Data for the task:
START

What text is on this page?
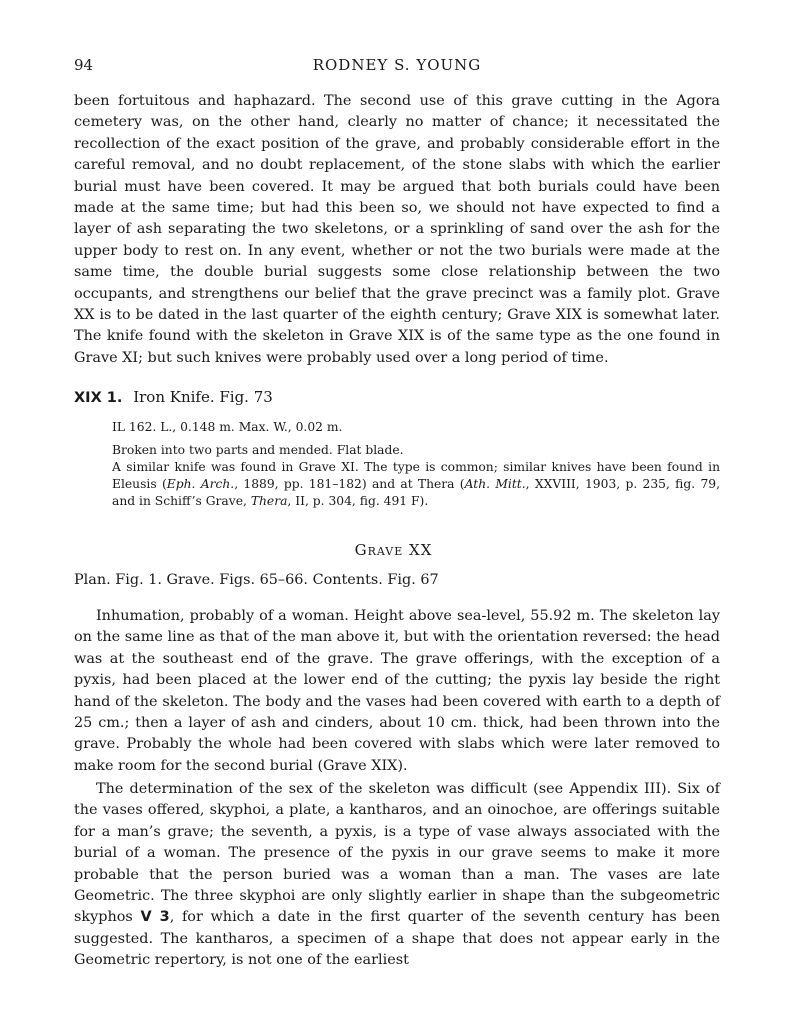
94	RODNEY S. YOUNG

been fortuitous and haphazard. The second use of this grave cutting in the Agora cemetery was, on the other hand, clearly no matter of chance; it necessitated the recollection of the exact position of the grave, and probably considerable effort in the careful removal, and no doubt replacement, of the stone slabs with which the earlier burial must have been covered. It may be argued that both burials could have been made at the same time; but had this been so, we should not have expected to find a layer of ash separating the two skeletons, or a sprinkling of sand over the ash for the upper body to rest on. In any event, whether or not the two burials were made at the same time, the double burial suggests some close relationship between the two occupants, and strengthens our belief that the grave precinct was a family plot. Grave XX is to be dated in the last quarter of the eighth century; Grave XIX is somewhat later. The knife found with the skeleton in Grave XIX is of the same type as the one found in Grave XI; but such knives were probably used over a long period of time.

XIX 1. Iron Knife. Fig. 73

IL 162. L., 0.148 m. Max. W., 0.02 m.

Broken into two parts and mended. Flat blade.

A similar knife was found in Grave XI. The type is common; similar knives have been found in Eleusis (Eph. Arch., 1889, pp. 181–182) and at Thera (Ath. Mitt., XXVIII, 1903, p. 235, fig. 79, and in Schiff’s Grave, Thera, II, p. 304, fig. 491 F).

Grave XX
Plan. Fig. 1. Grave. Figs. 65–66. Contents. Fig. 67

Inhumation, probably of a woman. Height above sea-level, 55.92 m. The skeleton lay on the same line as that of the man above it, but with the orientation reversed: the head was at the southeast end of the grave. The grave offerings, with the exception of a pyxis, had been placed at the lower end of the cutting; the pyxis lay beside the right hand of the skeleton. The body and the vases had been covered with earth to a depth of 25 cm.; then a layer of ash and cinders, about 10 cm. thick, had been thrown into the grave. Probably the whole had been covered with slabs which were later removed to make room for the second burial (Grave XIX).

The determination of the sex of the skeleton was difficult (see Appendix III). Six of the vases offered, skyphoi, a plate, a kantharos, and an oinochoe, are offerings suitable for a man’s grave; the seventh, a pyxis, is a type of vase always associated with the burial of a woman. The presence of the pyxis in our grave seems to make it more probable that the person buried was a woman than a man. The vases are late Geometric. The three skyphoi are only slightly earlier in shape than the subgeometric skyphos V 3, for which a date in the first quarter of the seventh century has been suggested. The kantharos, a specimen of a shape that does not appear early in the Geometric repertory, is not one of the earliest
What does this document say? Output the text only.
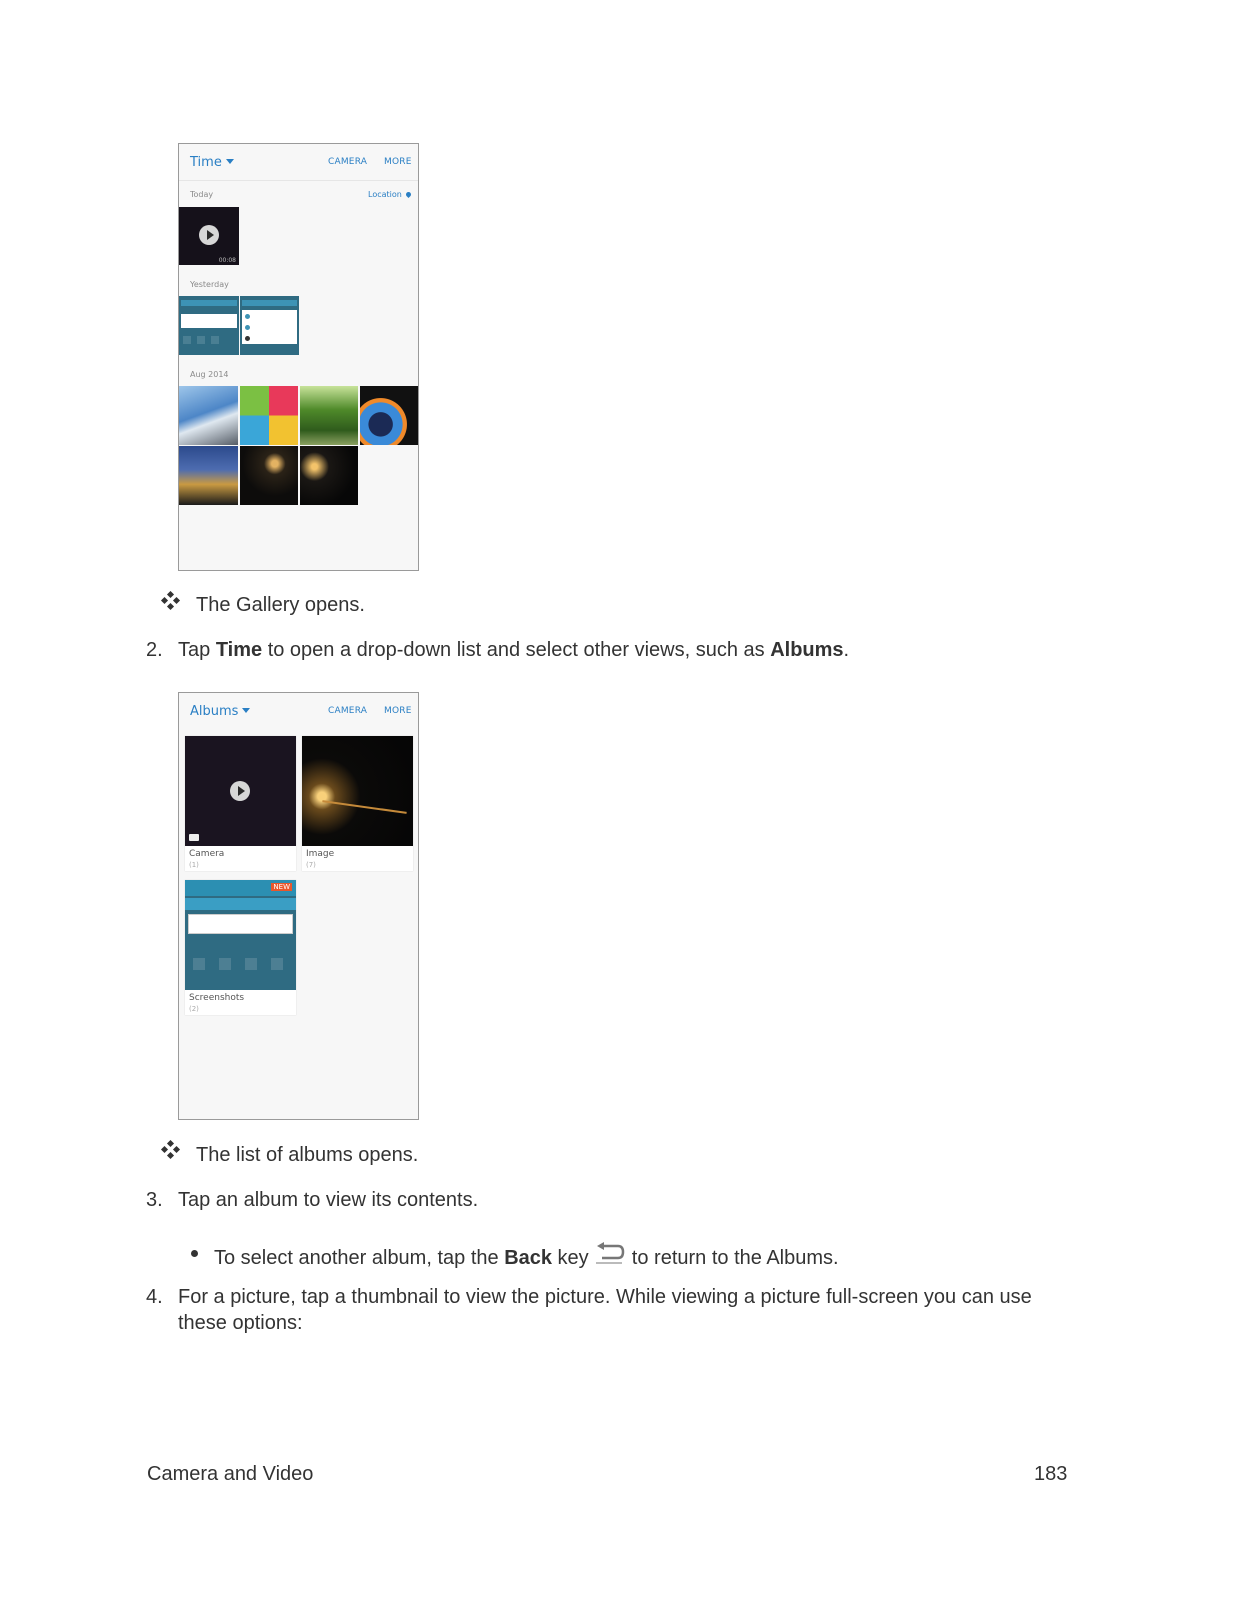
Time	CAMERA MORE
Today	Location
00:08
Yesterday
Aug 2014
The Gallery opens.
2. Tap Time to open a drop-down list and select other views, such as Albums.
Albums	CAMERA MORE
Camera
(1)
Image
(7)
NEW
Screenshots
(2)
The list of albums opens.
3. Tap an album to view its contents.
To select another album, tap the Back key  to return to the Albums.
4. For a picture, tap a thumbnail to view the picture. While viewing a picture full-screen you can use
these options:
Camera and Video	183
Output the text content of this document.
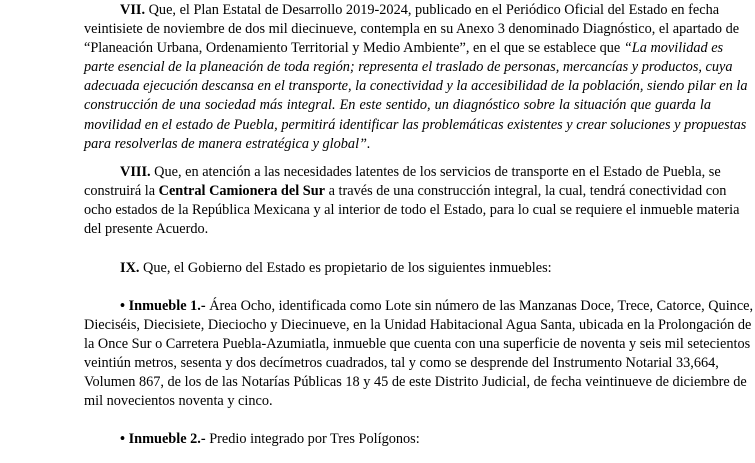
VII. Que, el Plan Estatal de Desarrollo 2019-2024, publicado en el Periódico Oficial del Estado en fecha
veintisiete de noviembre de dos mil diecinueve, contempla en su Anexo 3 denominado Diagnóstico, el apartado de
“Planeación Urbana, Ordenamiento Territorial y Medio Ambiente”, en el que se establece que “La movilidad es
parte esencial de la planeación de toda región; representa el traslado de personas, mercancías y productos, cuya
adecuada ejecución descansa en el transporte, la conectividad y la accesibilidad de la población, siendo pilar en la
construcción de una sociedad más integral. En este sentido, un diagnóstico sobre la situación que guarda la
movilidad en el estado de Puebla, permitirá identificar las problemáticas existentes y crear soluciones y propuestas
para resolverlas de manera estratégica y global”.
VIII. Que, en atención a las necesidades latentes de los servicios de transporte en el Estado de Puebla, se
construirá la Central Camionera del Sur a través de una construcción integral, la cual, tendrá conectividad con
ocho estados de la República Mexicana y al interior de todo el Estado, para lo cual se requiere el inmueble materia
del presente Acuerdo.
IX. Que, el Gobierno del Estado es propietario de los siguientes inmuebles:
• Inmueble 1.- Área Ocho, identificada como Lote sin número de las Manzanas Doce, Trece, Catorce, Quince,
Dieciséis, Diecisiete, Dieciocho y Diecinueve, en la Unidad Habitacional Agua Santa, ubicada en la Prolongación de
la Once Sur o Carretera Puebla-Azumiatla, inmueble que cuenta con una superficie de noventa y seis mil setecientos
veintiún metros, sesenta y dos decímetros cuadrados, tal y como se desprende del Instrumento Notarial 33,664,
Volumen 867, de los de las Notarías Públicas 18 y 45 de este Distrito Judicial, de fecha veintinueve de diciembre de
mil novecientos noventa y cinco.
• Inmueble 2.- Predio integrado por Tres Polígonos:
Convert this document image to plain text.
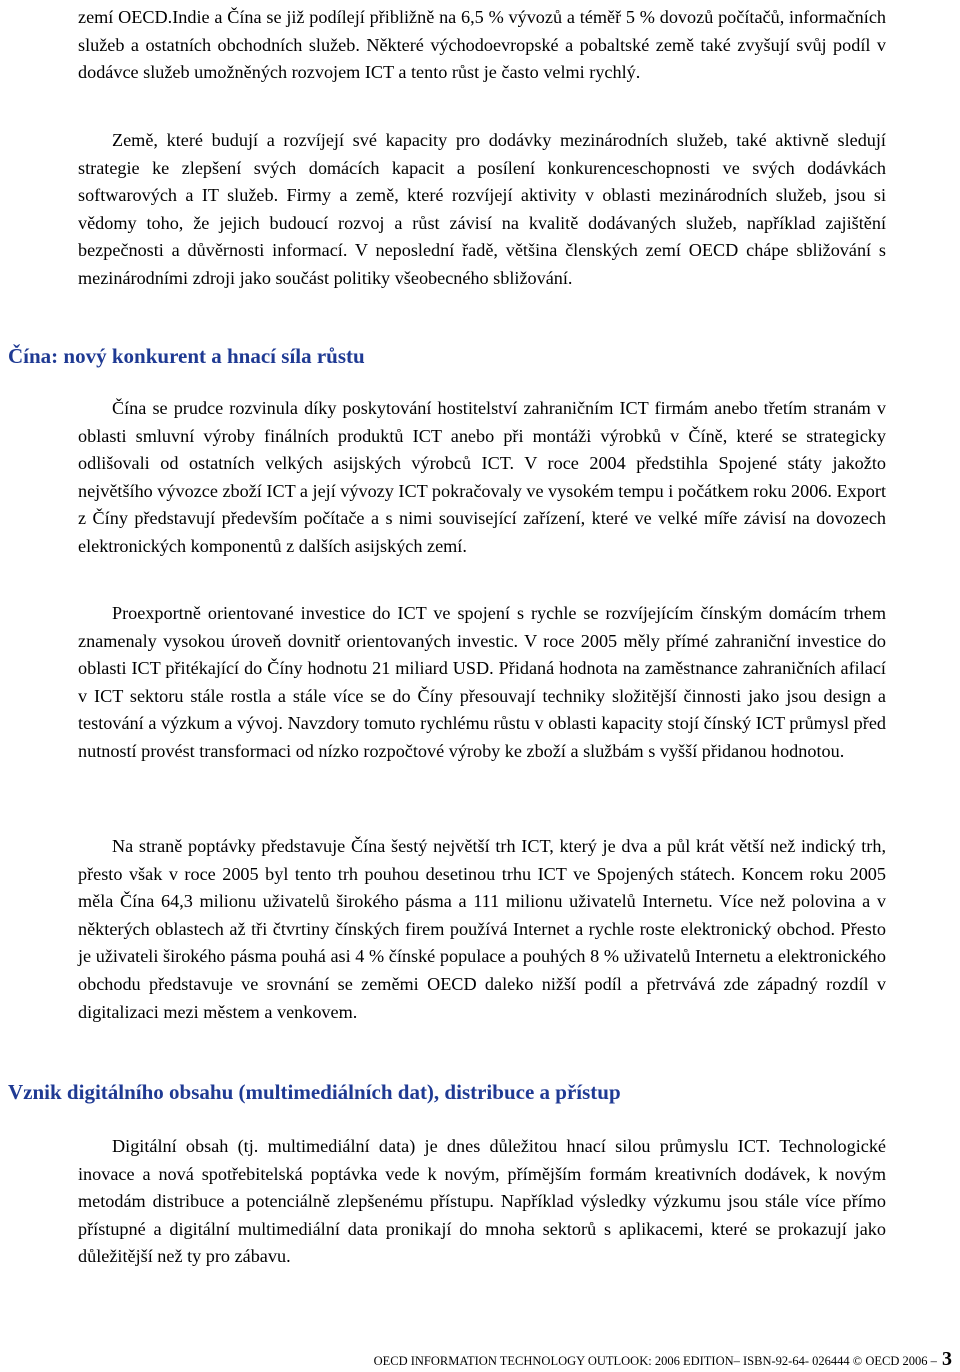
zemí OECD.Indie a Čína se již podílejí přibližně na 6,5 % vývozů a téměř 5 % dovozů počítačů, informačních služeb a ostatních obchodních služeb. Některé východoevropské a pobaltské země také zvyšují svůj podíl v dodávce služeb umožněných rozvojem ICT a tento růst je často velmi rychlý.

Země, které budují a rozvíjejí své kapacity pro dodávky mezinárodních služeb, také aktivně sledují strategie ke zlepšení svých domácích kapacit a posílení konkurenceschopnosti ve svých dodávkách softwarových a IT služeb. Firmy a země, které rozvíjejí aktivity v oblasti mezinárodních služeb, jsou si vědomy toho, že jejich budoucí rozvoj a růst závisí na kvalitě dodávaných služeb, například zajištění bezpečnosti a důvěrnosti informací. V neposlední řadě, většina členských zemí OECD chápe sbližování s mezinárodními zdroji jako součást politiky všeobecného sbližování.

Čína: nový konkurent a hnací síla růstu

Čína se prudce rozvinula díky poskytování hostitelství zahraničním ICT firmám anebo třetím stranám v oblasti smluvní výroby finálních produktů ICT anebo při montáži výrobků v Číně, které se strategicky odlišovali od ostatních velkých asijských výrobců ICT. V roce 2004 předstihla Spojené státy jakožto největšího vývozce zboží ICT a její vývozy ICT pokračovaly ve vysokém tempu i počátkem roku 2006. Export z Číny představují především počítače a s nimi související zařízení, které ve velké míře závisí na dovozech elektronických komponentů z dalších asijských zemí.

Proexportně orientované investice do ICT ve spojení s rychle se rozvíjejícím čínským domácím trhem znamenaly vysokou úroveň dovnitř orientovaných investic. V roce 2005 měly přímé zahraniční investice do oblasti ICT přitékající do Číny hodnotu 21 miliard USD. Přidaná hodnota na zaměstnance zahraničních afilací v ICT sektoru stále rostla a stále více se do Číny přesouvají techniky složitější činnosti jako jsou design a testování a výzkum a vývoj. Navzdory tomuto rychlému růstu v oblasti kapacity stojí čínský ICT průmysl před nutností provést transformaci od nízko rozpočtové výroby ke zboží a službám s vyšší přidanou hodnotou.

Na straně poptávky představuje Čína šestý největší trh ICT, který je dva a půl krát větší než indický trh, přesto však v roce 2005 byl tento trh pouhou desetinou trhu ICT ve Spojených státech. Koncem roku 2005 měla Čína 64,3 milionu uživatelů širokého pásma a 111 milionu uživatelů Internetu. Více než polovina a v některých oblastech až tři čtvrtiny čínských firem používá Internet a rychle roste elektronický obchod. Přesto je uživateli širokého pásma pouhá asi 4 % čínské populace a pouhých 8 % uživatelů Internetu a elektronického obchodu představuje ve srovnání se zeměmi OECD daleko nižší podíl a přetrvává zde západný rozdíl v digitalizaci mezi městem a venkovem.

Vznik digitálního obsahu (multimediálních dat), distribuce a přístup

Digitální obsah (tj. multimediální data) je dnes důležitou hnací silou průmyslu ICT. Technologické inovace a nová spotřebitelská poptávka vede k novým, příměјším formám kreativních dodávek, k novým metodám distribuce a potenciálně zlepšenému přístupu. Například výsledky výzkumu jsou stále více přímo přístupné a digitální multimediální data pronikají do mnoha sektorů s aplikacemi, které se prokazují jako důležitější než ty pro zábavu.

OECD INFORMATION TECHNOLOGY OUTLOOK: 2006 EDITION– ISBN-92-64- 026444 © OECD 2006 – 3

END

Given exercise: Pull out every line in the data above that has the word "tento".

The completed task:
zemí OECD.Indie a Čína se již podílejí přibližně na 6,5 % vývozů a téměř 5 % dovozů počítačů, informačních služeb a ostatních obchodních služeb. Některé východoevropské a pobaltské země také zvyšují svůj podíl v dodávce služeb umožněných rozvojem ICT a tento růst je často velmi rychlý.
Na straně poptávky představuje Čína šestý největší trh ICT, který je dva a půl krát větší než indický trh, přesto však v roce 2005 byl tento trh pouhou desetinou trhu ICT ve Spojených státech. Koncem roku 2005 měla Čína 64,3 milionu uživatelů širokého pásma a 111 milionu uživatelů Internetu. Více než polovina a v některých oblastech až tři čtvrtiny čínských firem používá Internet a rychle roste elektronický obchod. Přesto je uživateli širokého pásma pouhá asi 4 % čínské populace a pouhých 8 % uživatelů Internetu a elektronického obchodu představuje ve srovnání se zeměmi OECD daleko nižší podíl a přetrvává zde západný rozdíl v digitalizaci mezi městem a venkovem.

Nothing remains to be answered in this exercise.